##### INPUT FOR THIS TASK #####

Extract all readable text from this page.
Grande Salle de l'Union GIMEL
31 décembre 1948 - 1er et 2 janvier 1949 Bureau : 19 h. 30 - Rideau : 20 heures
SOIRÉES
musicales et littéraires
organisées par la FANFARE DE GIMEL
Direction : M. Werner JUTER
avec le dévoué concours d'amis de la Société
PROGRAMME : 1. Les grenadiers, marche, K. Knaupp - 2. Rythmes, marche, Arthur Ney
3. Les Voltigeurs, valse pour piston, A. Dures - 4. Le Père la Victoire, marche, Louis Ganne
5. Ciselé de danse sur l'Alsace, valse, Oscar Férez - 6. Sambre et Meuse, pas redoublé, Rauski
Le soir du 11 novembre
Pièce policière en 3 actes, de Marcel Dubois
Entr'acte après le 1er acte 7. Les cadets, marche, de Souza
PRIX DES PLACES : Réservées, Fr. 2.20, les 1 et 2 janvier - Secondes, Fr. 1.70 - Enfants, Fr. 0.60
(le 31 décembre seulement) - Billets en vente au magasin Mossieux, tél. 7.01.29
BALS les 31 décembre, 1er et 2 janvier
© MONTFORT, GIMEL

#####

_EXERCISE REQUIREMENTS_.
Using the listing above, reproduce each line without omission.

_ANSWER TO THIS TASK_.
Extract all readable text from this page.
Grande Salle de l'Union GIMEL
31 décembre 1948 - 1er et 2 janvier 1949 Bureau : 19 h. 30 - Rideau : 20 heures
SOIRÉES
musicales et littéraires
organisées par la FANFARE DE GIMEL
Direction : M. Werner JUTER
avec le dévoué concours d'amis de la Société
PROGRAMME : 1. Les grenadiers, marche, K. Knaupp - 2. Rythmes, marche, Arthur Ney
3. Les Voltigeurs, valse pour piston, A. Dures - 4. Le Père la Victoire, marche, Louis Ganne
5. Ciselé de danse sur l'Alsace, valse, Oscar Férez - 6. Sambre et Meuse, pas redoublé, Rauski
Le soir du 11 novembre
Pièce policière en 3 actes, de Marcel Dubois
Entr'acte après le 1er acte 7. Les cadets, marche, de Souza
PRIX DES PLACES : Réservées, Fr. 2.20, les 1 et 2 janvier - Secondes, Fr. 1.70 - Enfants, Fr. 0.60
(le 31 décembre seulement) - Billets en vente au magasin Mossieux, tél. 7.01.29
BALS les 31 décembre, 1er et 2 janvier
© MONTFORT, GIMEL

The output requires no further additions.